§ Problem to work on: Keep the pictures out and restate every record exactly.

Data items
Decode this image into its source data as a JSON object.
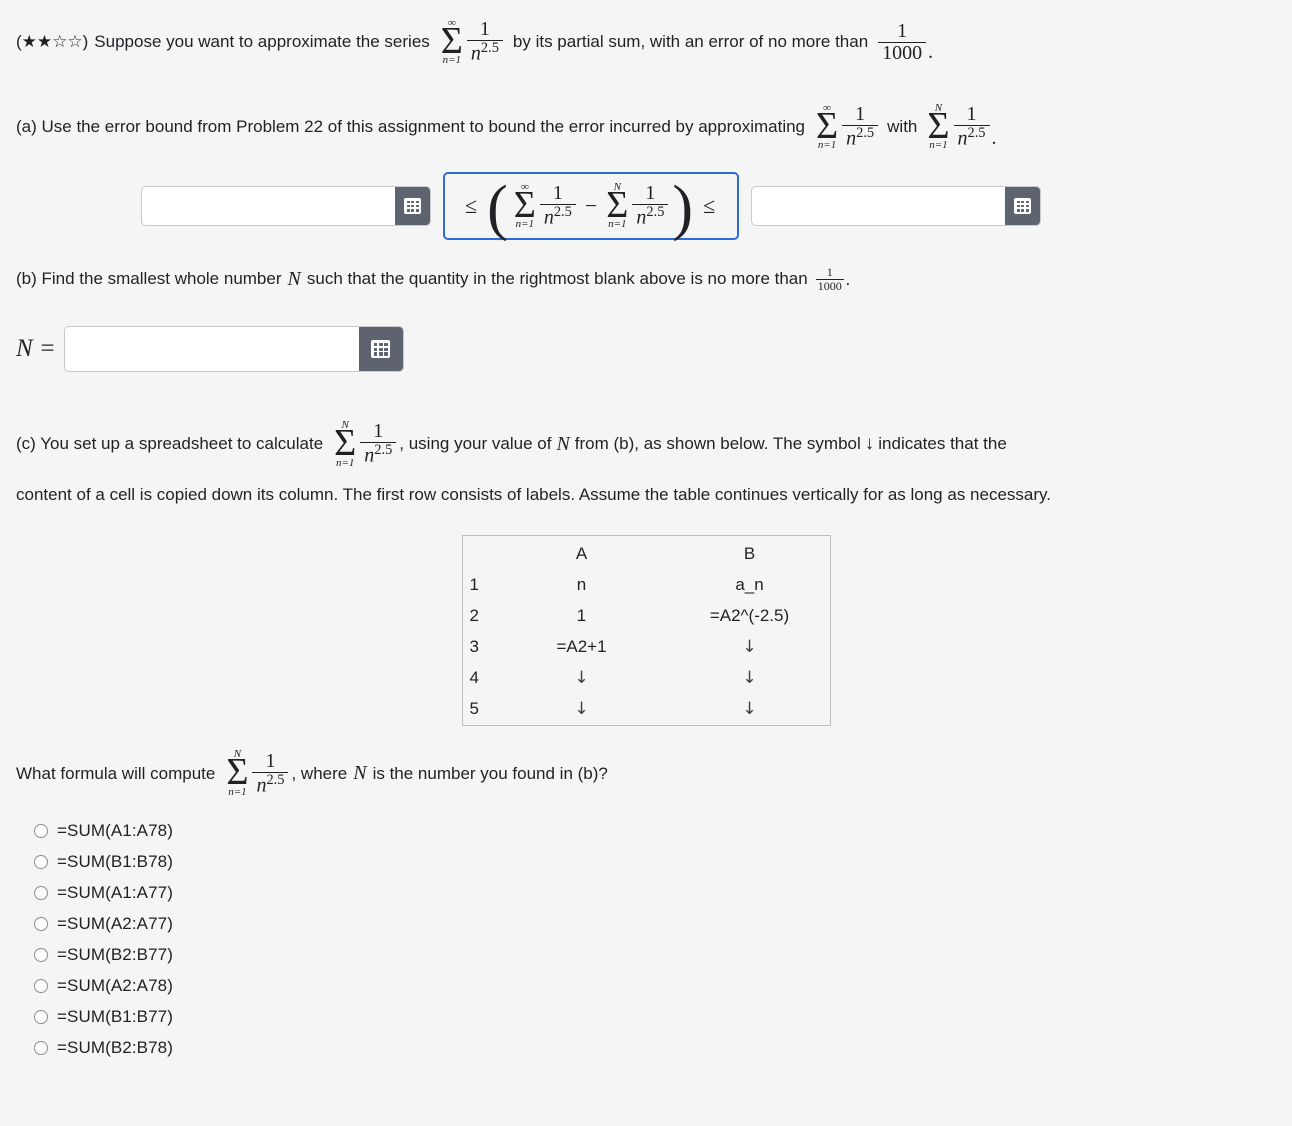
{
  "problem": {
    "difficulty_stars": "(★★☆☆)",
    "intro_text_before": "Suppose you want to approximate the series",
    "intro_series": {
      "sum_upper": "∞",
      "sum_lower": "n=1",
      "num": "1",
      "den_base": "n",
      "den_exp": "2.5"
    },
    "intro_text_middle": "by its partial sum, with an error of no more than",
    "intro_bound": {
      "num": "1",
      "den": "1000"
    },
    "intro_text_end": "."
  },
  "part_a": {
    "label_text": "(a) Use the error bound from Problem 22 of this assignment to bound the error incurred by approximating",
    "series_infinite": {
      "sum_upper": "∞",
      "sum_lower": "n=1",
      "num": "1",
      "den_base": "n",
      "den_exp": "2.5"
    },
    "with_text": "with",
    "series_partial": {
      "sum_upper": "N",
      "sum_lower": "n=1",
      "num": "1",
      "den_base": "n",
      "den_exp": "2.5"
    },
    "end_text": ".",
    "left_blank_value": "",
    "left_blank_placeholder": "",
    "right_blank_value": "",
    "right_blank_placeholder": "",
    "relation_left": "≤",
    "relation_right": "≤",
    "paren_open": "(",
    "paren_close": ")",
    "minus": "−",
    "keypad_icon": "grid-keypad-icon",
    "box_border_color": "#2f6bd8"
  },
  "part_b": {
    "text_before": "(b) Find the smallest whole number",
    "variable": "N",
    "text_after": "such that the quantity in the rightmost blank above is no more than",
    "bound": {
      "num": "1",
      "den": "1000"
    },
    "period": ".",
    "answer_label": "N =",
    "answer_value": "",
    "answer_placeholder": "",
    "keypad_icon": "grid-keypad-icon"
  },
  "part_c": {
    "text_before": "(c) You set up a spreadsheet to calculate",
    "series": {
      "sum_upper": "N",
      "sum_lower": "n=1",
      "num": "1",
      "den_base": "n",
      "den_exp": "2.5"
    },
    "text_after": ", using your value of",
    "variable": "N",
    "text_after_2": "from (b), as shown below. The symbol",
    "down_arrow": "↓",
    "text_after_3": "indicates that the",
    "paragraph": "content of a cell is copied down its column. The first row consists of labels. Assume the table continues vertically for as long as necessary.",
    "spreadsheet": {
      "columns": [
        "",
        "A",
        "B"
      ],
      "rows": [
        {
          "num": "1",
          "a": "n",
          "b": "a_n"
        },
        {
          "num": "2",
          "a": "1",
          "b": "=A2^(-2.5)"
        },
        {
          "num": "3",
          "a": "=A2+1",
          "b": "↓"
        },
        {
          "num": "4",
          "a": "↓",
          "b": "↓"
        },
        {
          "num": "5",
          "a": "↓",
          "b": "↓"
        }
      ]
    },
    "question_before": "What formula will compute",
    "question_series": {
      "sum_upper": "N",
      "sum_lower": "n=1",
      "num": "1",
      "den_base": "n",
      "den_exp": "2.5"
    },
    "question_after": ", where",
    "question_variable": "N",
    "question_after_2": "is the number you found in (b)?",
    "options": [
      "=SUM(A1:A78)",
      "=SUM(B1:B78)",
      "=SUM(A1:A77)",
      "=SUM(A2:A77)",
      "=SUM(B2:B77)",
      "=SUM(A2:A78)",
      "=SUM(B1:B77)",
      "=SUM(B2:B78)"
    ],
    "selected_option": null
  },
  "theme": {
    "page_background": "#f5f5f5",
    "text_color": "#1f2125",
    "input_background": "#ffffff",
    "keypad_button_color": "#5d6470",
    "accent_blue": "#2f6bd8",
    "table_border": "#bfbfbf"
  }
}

§ Solution for this task:
Decode this image into its source data as a JSON object.
{
  "problem": {
    "difficulty_stars": "(★★☆☆)",
    "intro_text_before": "Suppose you want to approximate the series",
    "intro_series": {
      "sum_upper": "∞",
      "sum_lower": "n=1",
      "num": "1",
      "den_base": "n",
      "den_exp": "2.5"
    },
    "intro_text_middle": "by its partial sum, with an error of no more than",
    "intro_bound": {
      "num": "1",
      "den": "1000"
    },
    "intro_text_end": "."
  },
  "part_a": {
    "label_text": "(a) Use the error bound from Problem 22 of this assignment to bound the error incurred by approximating",
    "series_infinite": {
      "sum_upper": "∞",
      "sum_lower": "n=1",
      "num": "1",
      "den_base": "n",
      "den_exp": "2.5"
    },
    "with_text": "with",
    "series_partial": {
      "sum_upper": "N",
      "sum_lower": "n=1",
      "num": "1",
      "den_base": "n",
      "den_exp": "2.5"
    },
    "end_text": ".",
    "left_blank_value": "",
    "left_blank_placeholder": "",
    "right_blank_value": "",
    "right_blank_placeholder": "",
    "relation_left": "≤",
    "relation_right": "≤",
    "paren_open": "(",
    "paren_close": ")",
    "minus": "−",
    "keypad_icon": "grid-keypad-icon",
    "box_border_color": "#2f6bd8"
  },
  "part_b": {
    "text_before": "(b) Find the smallest whole number",
    "variable": "N",
    "text_after": "such that the quantity in the rightmost blank above is no more than",
    "bound": {
      "num": "1",
      "den": "1000"
    },
    "period": ".",
    "answer_label": "N =",
    "answer_value": "",
    "answer_placeholder": "",
    "keypad_icon": "grid-keypad-icon"
  },
  "part_c": {
    "text_before": "(c) You set up a spreadsheet to calculate",
    "series": {
      "sum_upper": "N",
      "sum_lower": "n=1",
      "num": "1",
      "den_base": "n",
      "den_exp": "2.5"
    },
    "text_after": ", using your value of",
    "variable": "N",
    "text_after_2": "from (b), as shown below. The symbol",
    "down_arrow": "↓",
    "text_after_3": "indicates that the",
    "paragraph": "content of a cell is copied down its column. The first row consists of labels. Assume the table continues vertically for as long as necessary.",
    "spreadsheet": {
      "columns": [
        "",
        "A",
        "B"
      ],
      "rows": [
        {
          "num": "1",
          "a": "n",
          "b": "a_n"
        },
        {
          "num": "2",
          "a": "1",
          "b": "=A2^(-2.5)"
        },
        {
          "num": "3",
          "a": "=A2+1",
          "b": "↓"
        },
        {
          "num": "4",
          "a": "↓",
          "b": "↓"
        },
        {
          "num": "5",
          "a": "↓",
          "b": "↓"
        }
      ]
    },
    "question_before": "What formula will compute",
    "question_series": {
      "sum_upper": "N",
      "sum_lower": "n=1",
      "num": "1",
      "den_base": "n",
      "den_exp": "2.5"
    },
    "question_after": ", where",
    "question_variable": "N",
    "question_after_2": "is the number you found in (b)?",
    "options": [
      "=SUM(A1:A78)",
      "=SUM(B1:B78)",
      "=SUM(A1:A77)",
      "=SUM(A2:A77)",
      "=SUM(B2:B77)",
      "=SUM(A2:A78)",
      "=SUM(B1:B77)",
      "=SUM(B2:B78)"
    ],
    "selected_option": null
  },
  "theme": {
    "page_background": "#f5f5f5",
    "text_color": "#1f2125",
    "input_background": "#ffffff",
    "keypad_button_color": "#5d6470",
    "accent_blue": "#2f6bd8",
    "table_border": "#bfbfbf"
  }
}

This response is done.